> **What is required**:
Answer with one number only: the number of lines that contain "single".
::::
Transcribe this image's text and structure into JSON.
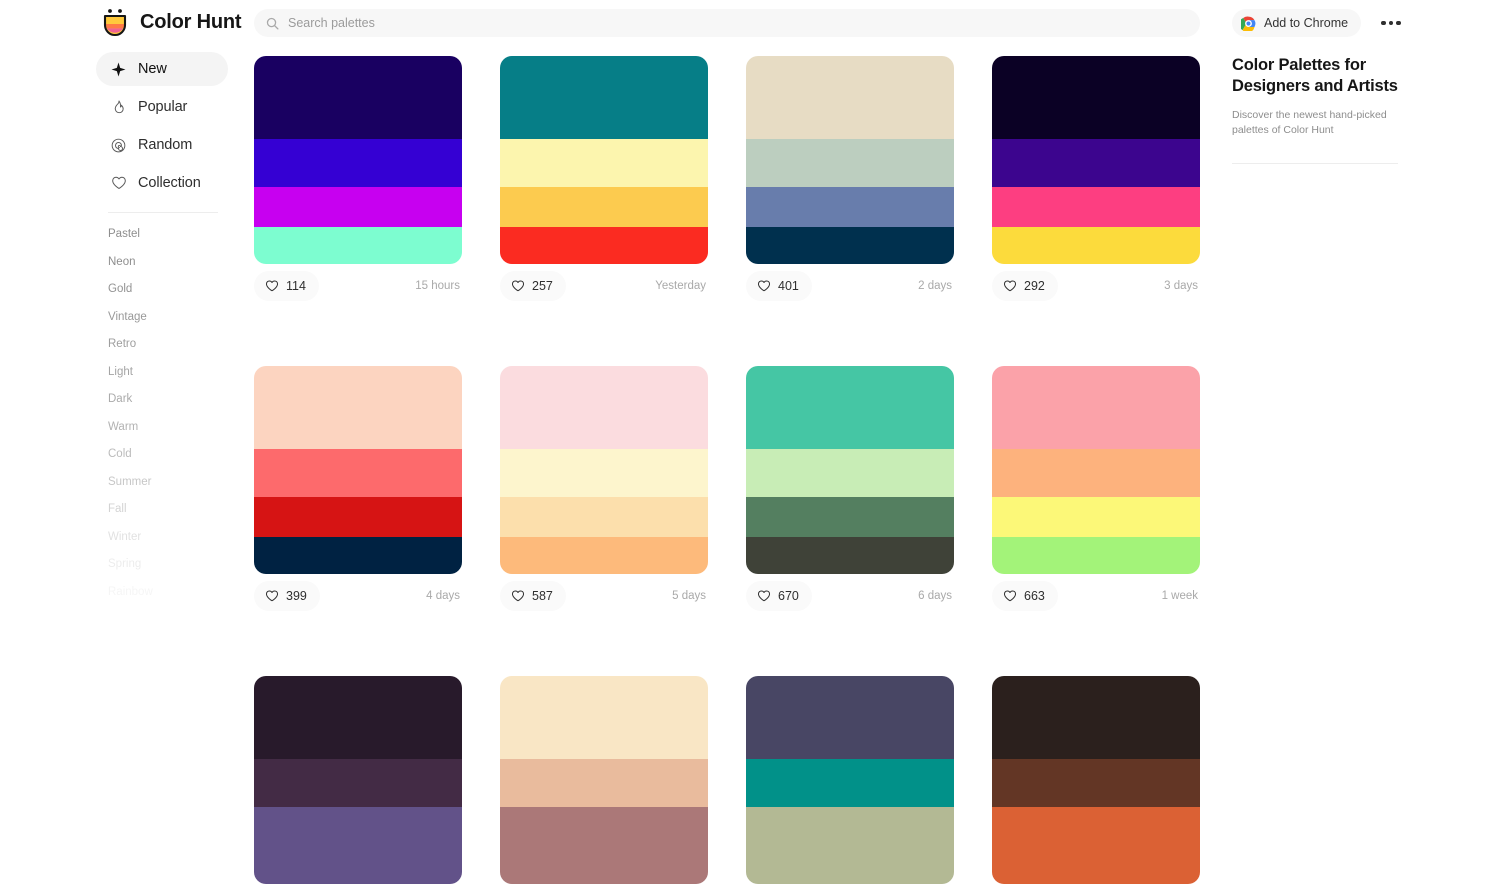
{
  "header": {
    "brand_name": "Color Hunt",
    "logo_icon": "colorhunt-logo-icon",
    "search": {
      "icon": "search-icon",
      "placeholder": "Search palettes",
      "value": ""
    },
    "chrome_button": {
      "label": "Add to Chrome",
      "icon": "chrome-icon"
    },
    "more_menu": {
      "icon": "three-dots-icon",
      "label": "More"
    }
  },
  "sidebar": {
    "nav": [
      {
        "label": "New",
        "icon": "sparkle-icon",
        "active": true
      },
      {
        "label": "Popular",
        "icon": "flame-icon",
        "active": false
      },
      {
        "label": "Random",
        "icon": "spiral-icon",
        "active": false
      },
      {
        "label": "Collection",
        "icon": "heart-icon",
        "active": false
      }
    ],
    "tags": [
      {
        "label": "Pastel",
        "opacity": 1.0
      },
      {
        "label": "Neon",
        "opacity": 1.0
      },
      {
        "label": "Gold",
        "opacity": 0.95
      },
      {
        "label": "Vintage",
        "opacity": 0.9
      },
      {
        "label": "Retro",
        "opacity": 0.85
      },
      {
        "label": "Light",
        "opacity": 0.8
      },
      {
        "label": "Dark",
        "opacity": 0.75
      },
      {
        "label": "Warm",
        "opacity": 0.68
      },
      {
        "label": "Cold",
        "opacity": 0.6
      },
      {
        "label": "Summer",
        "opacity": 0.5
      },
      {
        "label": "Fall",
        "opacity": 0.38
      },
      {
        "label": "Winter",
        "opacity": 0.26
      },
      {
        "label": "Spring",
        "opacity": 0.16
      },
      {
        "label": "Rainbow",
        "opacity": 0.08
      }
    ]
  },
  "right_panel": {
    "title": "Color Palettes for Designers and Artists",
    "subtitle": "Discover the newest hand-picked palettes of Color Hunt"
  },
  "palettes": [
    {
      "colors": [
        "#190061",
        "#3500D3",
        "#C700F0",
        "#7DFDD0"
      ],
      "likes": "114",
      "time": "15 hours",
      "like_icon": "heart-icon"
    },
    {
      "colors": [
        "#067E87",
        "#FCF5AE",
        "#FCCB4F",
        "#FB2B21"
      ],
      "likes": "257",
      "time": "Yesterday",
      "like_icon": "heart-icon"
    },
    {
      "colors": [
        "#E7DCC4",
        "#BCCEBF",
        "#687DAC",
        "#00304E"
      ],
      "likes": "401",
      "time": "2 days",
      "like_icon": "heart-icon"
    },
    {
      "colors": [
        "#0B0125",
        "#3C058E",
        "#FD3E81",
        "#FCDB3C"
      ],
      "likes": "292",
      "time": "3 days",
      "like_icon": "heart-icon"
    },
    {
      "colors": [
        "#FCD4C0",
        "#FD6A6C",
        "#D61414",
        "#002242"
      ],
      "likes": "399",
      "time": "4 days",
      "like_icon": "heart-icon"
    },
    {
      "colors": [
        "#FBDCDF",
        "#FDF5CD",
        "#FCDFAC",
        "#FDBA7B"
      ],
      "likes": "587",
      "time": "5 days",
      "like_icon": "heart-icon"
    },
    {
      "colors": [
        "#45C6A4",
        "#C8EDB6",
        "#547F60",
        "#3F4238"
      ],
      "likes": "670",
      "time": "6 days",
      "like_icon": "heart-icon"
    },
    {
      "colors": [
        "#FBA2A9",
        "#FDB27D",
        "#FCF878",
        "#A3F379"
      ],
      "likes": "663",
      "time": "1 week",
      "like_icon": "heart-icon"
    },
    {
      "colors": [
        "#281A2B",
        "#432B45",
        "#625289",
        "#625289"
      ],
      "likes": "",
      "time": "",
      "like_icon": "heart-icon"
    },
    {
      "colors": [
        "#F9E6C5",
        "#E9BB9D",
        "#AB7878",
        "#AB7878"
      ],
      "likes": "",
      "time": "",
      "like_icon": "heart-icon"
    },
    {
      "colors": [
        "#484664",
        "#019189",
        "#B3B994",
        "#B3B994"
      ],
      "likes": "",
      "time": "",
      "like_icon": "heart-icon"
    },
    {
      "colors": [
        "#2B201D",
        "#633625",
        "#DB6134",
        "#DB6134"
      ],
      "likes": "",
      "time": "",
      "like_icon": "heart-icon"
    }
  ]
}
::::
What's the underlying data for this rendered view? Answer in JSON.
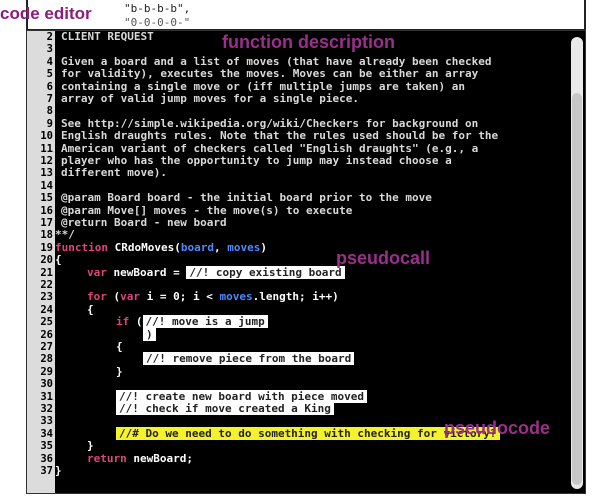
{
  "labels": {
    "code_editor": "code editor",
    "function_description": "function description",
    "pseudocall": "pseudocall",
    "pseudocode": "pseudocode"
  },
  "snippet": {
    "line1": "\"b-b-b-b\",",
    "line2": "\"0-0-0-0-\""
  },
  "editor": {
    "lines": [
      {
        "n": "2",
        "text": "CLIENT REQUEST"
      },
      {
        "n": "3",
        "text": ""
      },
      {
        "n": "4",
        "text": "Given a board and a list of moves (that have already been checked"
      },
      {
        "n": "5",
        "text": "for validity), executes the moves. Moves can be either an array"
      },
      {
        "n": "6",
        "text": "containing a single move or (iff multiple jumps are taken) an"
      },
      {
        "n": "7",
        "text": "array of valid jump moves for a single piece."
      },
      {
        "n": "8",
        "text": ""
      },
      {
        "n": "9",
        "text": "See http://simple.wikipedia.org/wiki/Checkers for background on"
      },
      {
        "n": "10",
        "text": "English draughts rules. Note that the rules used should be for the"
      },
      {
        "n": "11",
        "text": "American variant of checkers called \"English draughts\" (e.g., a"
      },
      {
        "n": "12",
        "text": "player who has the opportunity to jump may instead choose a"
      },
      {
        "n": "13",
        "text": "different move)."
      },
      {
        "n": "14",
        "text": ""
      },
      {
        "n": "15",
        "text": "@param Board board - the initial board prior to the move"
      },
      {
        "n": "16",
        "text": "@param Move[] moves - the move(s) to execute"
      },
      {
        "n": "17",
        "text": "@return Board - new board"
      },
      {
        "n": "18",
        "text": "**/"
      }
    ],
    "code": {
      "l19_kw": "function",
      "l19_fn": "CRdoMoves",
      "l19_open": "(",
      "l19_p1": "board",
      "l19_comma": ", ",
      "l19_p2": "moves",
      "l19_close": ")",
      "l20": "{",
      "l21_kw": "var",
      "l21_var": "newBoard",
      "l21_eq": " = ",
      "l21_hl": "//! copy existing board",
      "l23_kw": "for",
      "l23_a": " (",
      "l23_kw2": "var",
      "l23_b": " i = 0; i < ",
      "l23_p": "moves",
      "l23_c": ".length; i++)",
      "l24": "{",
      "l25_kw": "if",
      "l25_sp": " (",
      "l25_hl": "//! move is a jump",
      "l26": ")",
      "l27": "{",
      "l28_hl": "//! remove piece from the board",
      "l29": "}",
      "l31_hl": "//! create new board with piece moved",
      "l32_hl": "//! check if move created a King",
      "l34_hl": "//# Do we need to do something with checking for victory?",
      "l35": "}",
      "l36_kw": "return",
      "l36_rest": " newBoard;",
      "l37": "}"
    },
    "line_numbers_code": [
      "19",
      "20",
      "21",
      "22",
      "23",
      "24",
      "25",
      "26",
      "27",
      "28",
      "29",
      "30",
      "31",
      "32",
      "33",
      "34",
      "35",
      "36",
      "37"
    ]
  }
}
::::
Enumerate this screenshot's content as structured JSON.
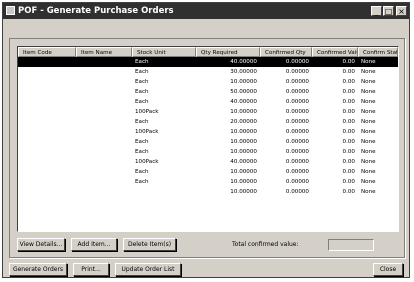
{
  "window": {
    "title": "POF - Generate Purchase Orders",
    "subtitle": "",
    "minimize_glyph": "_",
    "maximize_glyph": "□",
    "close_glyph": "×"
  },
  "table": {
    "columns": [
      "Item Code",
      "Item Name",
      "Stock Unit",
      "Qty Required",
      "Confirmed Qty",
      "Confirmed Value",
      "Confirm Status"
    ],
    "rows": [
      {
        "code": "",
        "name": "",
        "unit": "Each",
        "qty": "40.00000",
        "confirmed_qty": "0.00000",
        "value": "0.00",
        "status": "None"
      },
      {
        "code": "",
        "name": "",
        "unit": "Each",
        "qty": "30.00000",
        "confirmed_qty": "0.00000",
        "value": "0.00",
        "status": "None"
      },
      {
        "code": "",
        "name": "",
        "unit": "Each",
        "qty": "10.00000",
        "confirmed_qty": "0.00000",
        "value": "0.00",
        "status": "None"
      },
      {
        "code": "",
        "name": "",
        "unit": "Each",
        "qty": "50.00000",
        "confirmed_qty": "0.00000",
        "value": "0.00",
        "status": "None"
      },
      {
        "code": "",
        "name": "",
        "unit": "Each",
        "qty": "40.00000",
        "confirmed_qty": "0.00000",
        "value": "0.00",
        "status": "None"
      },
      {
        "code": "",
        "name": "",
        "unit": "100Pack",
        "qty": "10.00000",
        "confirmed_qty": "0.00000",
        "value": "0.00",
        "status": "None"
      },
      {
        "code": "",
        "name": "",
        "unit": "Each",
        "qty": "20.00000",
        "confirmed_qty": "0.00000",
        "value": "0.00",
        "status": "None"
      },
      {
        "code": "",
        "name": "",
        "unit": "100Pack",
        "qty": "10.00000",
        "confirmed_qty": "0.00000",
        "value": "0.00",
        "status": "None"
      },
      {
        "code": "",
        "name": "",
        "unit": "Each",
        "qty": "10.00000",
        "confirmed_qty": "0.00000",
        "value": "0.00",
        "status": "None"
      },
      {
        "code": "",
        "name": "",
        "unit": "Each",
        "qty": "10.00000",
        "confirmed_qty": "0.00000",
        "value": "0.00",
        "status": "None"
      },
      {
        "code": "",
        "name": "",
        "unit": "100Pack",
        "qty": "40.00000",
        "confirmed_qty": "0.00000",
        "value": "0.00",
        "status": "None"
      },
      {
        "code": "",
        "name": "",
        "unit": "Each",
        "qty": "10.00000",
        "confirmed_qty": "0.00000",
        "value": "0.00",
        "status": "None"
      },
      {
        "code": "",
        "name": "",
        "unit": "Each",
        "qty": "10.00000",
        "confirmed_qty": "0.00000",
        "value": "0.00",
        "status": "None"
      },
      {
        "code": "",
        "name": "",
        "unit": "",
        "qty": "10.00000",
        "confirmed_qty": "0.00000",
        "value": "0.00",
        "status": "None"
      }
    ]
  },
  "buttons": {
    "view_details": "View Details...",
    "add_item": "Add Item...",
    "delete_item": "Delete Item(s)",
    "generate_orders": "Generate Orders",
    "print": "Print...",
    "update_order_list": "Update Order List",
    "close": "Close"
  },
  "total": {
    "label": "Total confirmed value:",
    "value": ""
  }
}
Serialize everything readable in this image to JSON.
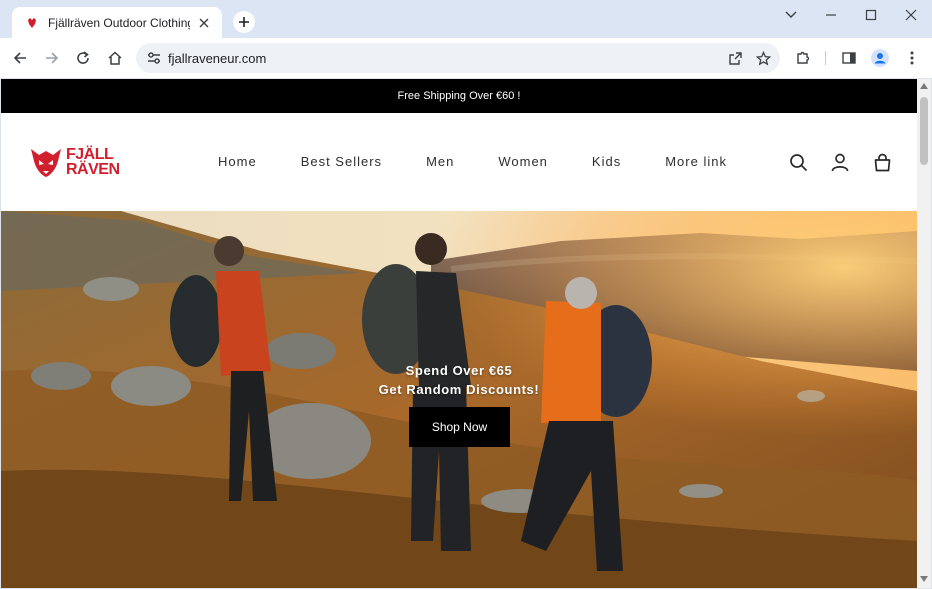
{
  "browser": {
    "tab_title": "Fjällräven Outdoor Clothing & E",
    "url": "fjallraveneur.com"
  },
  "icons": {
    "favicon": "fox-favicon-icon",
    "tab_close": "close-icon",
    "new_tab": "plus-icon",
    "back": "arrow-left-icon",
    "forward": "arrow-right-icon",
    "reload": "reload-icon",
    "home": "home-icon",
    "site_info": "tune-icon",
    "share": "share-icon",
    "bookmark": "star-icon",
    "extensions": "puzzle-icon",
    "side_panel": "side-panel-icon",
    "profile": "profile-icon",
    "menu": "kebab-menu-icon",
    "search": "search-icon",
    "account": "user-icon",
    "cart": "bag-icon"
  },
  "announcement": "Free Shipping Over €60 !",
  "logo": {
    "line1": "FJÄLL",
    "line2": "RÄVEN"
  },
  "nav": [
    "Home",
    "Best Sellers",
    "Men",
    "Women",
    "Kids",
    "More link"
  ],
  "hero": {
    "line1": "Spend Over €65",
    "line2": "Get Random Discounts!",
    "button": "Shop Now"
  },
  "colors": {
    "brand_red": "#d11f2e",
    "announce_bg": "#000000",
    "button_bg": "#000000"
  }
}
::::
> **Solution to the problem**:
2